◆ The tasks
(1) In the comment about a Michael Jackson stage show, how long is Jackson said to have been dead?
(2) Continue the comment about a Michael Jackson stage show, picking up after its final sentence.

>> BEGIN Text excerpt

I agree that Christopher Wheeldon is a poor choice to stage a show about Michael Jackson.  At no time in his career has he exhibited any knowledge or  interest in black American popular entertainment,  and his work has not exhibited any black influences.   (It's not just because he's British.  British musicians,  Mick Jagger,  Eric Clapton,  Steve Winwood and many others,  are well-known for taking inspiration from their assiduous study of black American musical forms.)  It's a great frustration to African Americans that people outside of our community are assumed to be better qualified than we are to tell our stories.  I wonder if Wheeldon has ever been to Gary,  Indiana or even knows where it is?  One afternoon there would tell you more about Michael Jackson and his family's drive and desire to succeed than any book.

But I am saddened,  frustrated and angered at the unceasing attacks on Michael Jackson,  a man who has been dead for ten years,  by liars and grifters whose allegations can be debunked by anyone who took high school journalism.  The scary part is that the mainstream media is completely aware that Robson and Safechuck are lying,  but the attempt to destroy the Jackson legacy suits their agenda.  Harvey Weinstein was known to pay tabloids to run negative stories on Jackson to deflect attention from his sexual misdeeds.  He still has friends in high places who are shaping the current negative,  united by their hatred and jealousy of the skinny black kid from Indiana  who is known and loved around the world.  (After this mockumentary  was released,  sales of Jackson's music and views of his videos went way up.)

>> END Text excerpt
>> BEGIN Listed entries

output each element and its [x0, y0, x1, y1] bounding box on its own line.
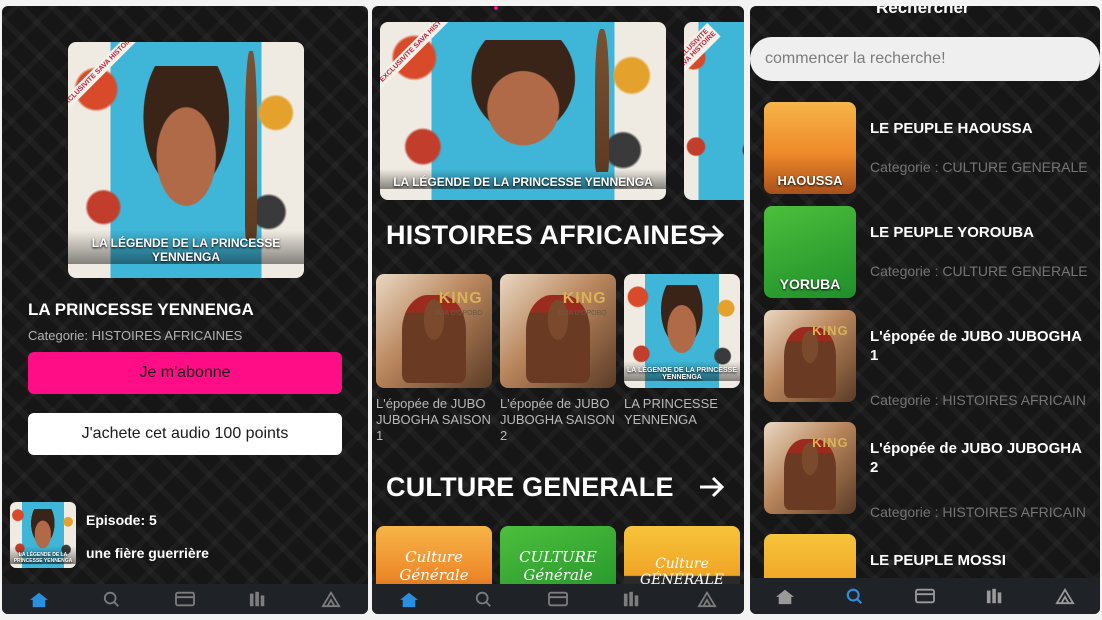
- episode-name[interactable]: une fière guerrière: [86, 545, 209, 561]
- result-cover: HAOUSSA: [764, 102, 856, 194]
- subscribe-button[interactable]: Je m'abonne: [28, 352, 342, 394]
- princess-illustration: [457, 39, 589, 151]
- subscription-card-icon[interactable]: [174, 590, 196, 608]
- result-title: LE PEUPLE MOSSI: [870, 552, 1006, 569]
- library-icon[interactable]: [984, 587, 1006, 605]
- home-icon[interactable]: [28, 590, 50, 608]
- card-jubo-saison-2[interactable]: KING JAJA D'OPOBO L'épopée de JUBO JUBOG…: [500, 274, 616, 444]
- result-cover: YORUBA: [764, 206, 856, 298]
- cover-art: KING JAJA D'OPOBO: [500, 274, 616, 388]
- audio-title: LA PRINCESSE YENNENGA: [28, 300, 254, 319]
- card-jubo-saison-1[interactable]: KING JAJA D'OPOBO L'épopée de JUBO JUBOG…: [376, 274, 492, 444]
- bottom-nav: [750, 578, 1100, 614]
- princess-illustration: [131, 65, 241, 212]
- buy-audio-button[interactable]: J'achete cet audio 100 points: [28, 413, 342, 455]
- indicator-dot: [494, 6, 498, 10]
- profile-logo-icon[interactable]: [320, 590, 342, 608]
- princess-illustration: [27, 508, 59, 550]
- bottom-nav: [372, 584, 744, 614]
- home-screen: EXCLUSIVITE SAVA HISTOIRE LA LÉGENDE DE …: [372, 6, 744, 614]
- result-category: Categorie : CULTURE GENERALE: [870, 263, 1088, 279]
- cover-word: KING: [562, 289, 607, 307]
- search-screen: Rechercher HAOUSSA LE PEUPLE HAOUSSA Cat…: [750, 6, 1100, 614]
- cover-title: LA LÉGENDE DE LA PRINCESSE YENNENGA: [10, 546, 76, 565]
- cover-word: HAOUSSA: [777, 173, 843, 188]
- cover-title: LA LÉGENDE DE LA PRINCESSE YENNENGA: [624, 361, 740, 382]
- cover-word: KING: [812, 434, 849, 450]
- card-princesse-yennenga[interactable]: LA LÉGENDE DE LA PRINCESSE YENNENGA LA P…: [624, 274, 740, 428]
- search-result-item[interactable]: YORUBA LE PEUPLE YOROUBA Categorie : CUL…: [764, 206, 1094, 298]
- search-icon[interactable]: [844, 587, 866, 605]
- episode-thumbnail[interactable]: LA LÉGENDE DE LA PRINCESSE YENNENGA: [10, 502, 76, 568]
- princess-illustration: [655, 285, 709, 357]
- search-result-item[interactable]: KING L'épopée de JUBO JUBOGHA 2 Categori…: [764, 422, 1094, 520]
- result-title: LE PEUPLE HAOUSSA: [870, 120, 1033, 137]
- search-input[interactable]: [750, 37, 1100, 81]
- hero-cover-art: EXCLUSIVITE SAVA HISTOIRE LA LÉGENDE DE …: [68, 42, 304, 278]
- bottom-nav: [2, 584, 368, 614]
- search-icon[interactable]: [473, 590, 495, 608]
- section-title-histoires: HISTOIRES AFRICAINES: [386, 220, 707, 250]
- library-icon[interactable]: [247, 590, 269, 608]
- cover-word: CULTURE Générale: [519, 548, 597, 584]
- cover-sub: JAJA D'OPOBO: [556, 310, 607, 318]
- cover-title: LA LÉGENDE DE LA PRINCESSE YENNENGA: [380, 169, 666, 190]
- episode-number: Episode: 5: [86, 512, 157, 528]
- result-category: Categorie : CULTURE GENERALE: [870, 159, 1088, 175]
- subscription-card-icon[interactable]: [914, 587, 936, 605]
- subscription-card-icon[interactable]: [547, 590, 569, 608]
- result-cover: KING: [764, 422, 856, 514]
- card-label: L'épopée de JUBO JUBOGHA SAISON 2: [500, 396, 615, 443]
- result-cover: KING: [764, 310, 856, 402]
- result-category: Categorie : HISTOIRES AFRICAIN: [870, 392, 1087, 408]
- search-icon[interactable]: [101, 590, 123, 608]
- cover-word: KING: [438, 289, 483, 307]
- cover-word: KING: [812, 322, 849, 338]
- arrow-right-icon[interactable]: [698, 475, 726, 499]
- spear-illustration: [245, 51, 257, 241]
- cover-sub: JAJA D'OPOBO: [432, 310, 483, 318]
- cover-art: KING JAJA D'OPOBO: [376, 274, 492, 388]
- cover-title: LA LÉGENDE DE LA PRINCESSE YENNENGA: [68, 229, 304, 264]
- cover-word: YORUBA: [779, 276, 841, 292]
- result-title: L'épopée de JUBO JUBOGHA 1: [870, 328, 1082, 364]
- result-category: Categorie : HISTOIRES AFRICAIN: [870, 504, 1087, 520]
- episode-detail-screen: EXCLUSIVITE SAVA HISTOIRE LA LÉGENDE DE …: [2, 6, 368, 614]
- arrow-right-icon[interactable]: [698, 223, 726, 247]
- result-title: LE PEUPLE YOROUBA: [870, 224, 1034, 241]
- featured-cover[interactable]: EXCLUSIVITE SAVA HISTOIRE LA LÉGENDE DE …: [380, 22, 666, 200]
- profile-logo-icon[interactable]: [1054, 587, 1076, 605]
- spear-illustration: [594, 29, 609, 172]
- card-label: L'épopée de JUBO JUBOGHA SAISON 1: [376, 396, 491, 443]
- exclusive-ribbon: EXCLUSIVITE SAVA HISTOIRE: [684, 22, 721, 76]
- search-result-item[interactable]: HAOUSSA LE PEUPLE HAOUSSA Categorie : CU…: [764, 102, 1094, 194]
- cover-art: LA LÉGENDE DE LA PRINCESSE YENNENGA: [624, 274, 740, 388]
- home-icon[interactable]: [398, 590, 420, 608]
- profile-logo-icon[interactable]: [696, 590, 718, 608]
- search-result-item[interactable]: KING L'épopée de JUBO JUBOGHA 1 Categori…: [764, 310, 1094, 408]
- cover-word: Culture Générale: [399, 548, 469, 584]
- library-icon[interactable]: [621, 590, 643, 608]
- audio-category: Categorie: HISTOIRES AFRICAINES: [28, 328, 243, 343]
- result-title: L'épopée de JUBO JUBOGHA 2: [870, 440, 1082, 476]
- featured-cover-next[interactable]: EXCLUSIVITE SAVA HISTOIRE: [684, 22, 744, 200]
- card-label: LA PRINCESSE YENNENGA: [624, 396, 718, 427]
- page-title: Rechercher: [876, 6, 970, 17]
- section-title-culture: CULTURE GENERALE: [386, 472, 674, 502]
- home-icon[interactable]: [774, 587, 796, 605]
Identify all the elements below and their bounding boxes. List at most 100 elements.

>> END Listed entries

◆ Outputs in order
(1) Ten years.

(2)
Contrary to what is stated above,  other than defending Jackson's estate in court,  where Robson and Safechuck have been turned away multiple times,  the executors have done almost nothing to defend him.  It's his fans who have done the heavy lifting;  one young man from New Zealand,  with very little money,  produced such a polished defense of Jackson,  HBO assumed it had been made by the estate and cited it in their answer to the non-disparagement lawsuit against them.  Fans in France,  where there are laws against defaming the dead,  are suing the director Dan Reed for the symbolic sum of one euro.  Paradoxically,  right wing commentators such as John Ziegler and YouTube pundit Razorfish,  who are not Jackson fans at all,  have been the most vocal in defending him against Robson and Safechuck's ludicrous claims.

Anyone who believes that Michael Jackson  was guilty will no doubt continue to do so,  despite the total lack of any evidence.  But I am dismayed that Wheeldon and esteemed playwright Lynn Nottage would participate in the Broadway project when they obviously think he was a terrible "deeply-flawed"  human being.  I'm even more dismayed that they're getting paid by the Jackson estate,  which didn't  do their homework  or just didn't  care.  The Jackson children should pull the plug on this travesty,  but they have no say in how their father's affairs are administered.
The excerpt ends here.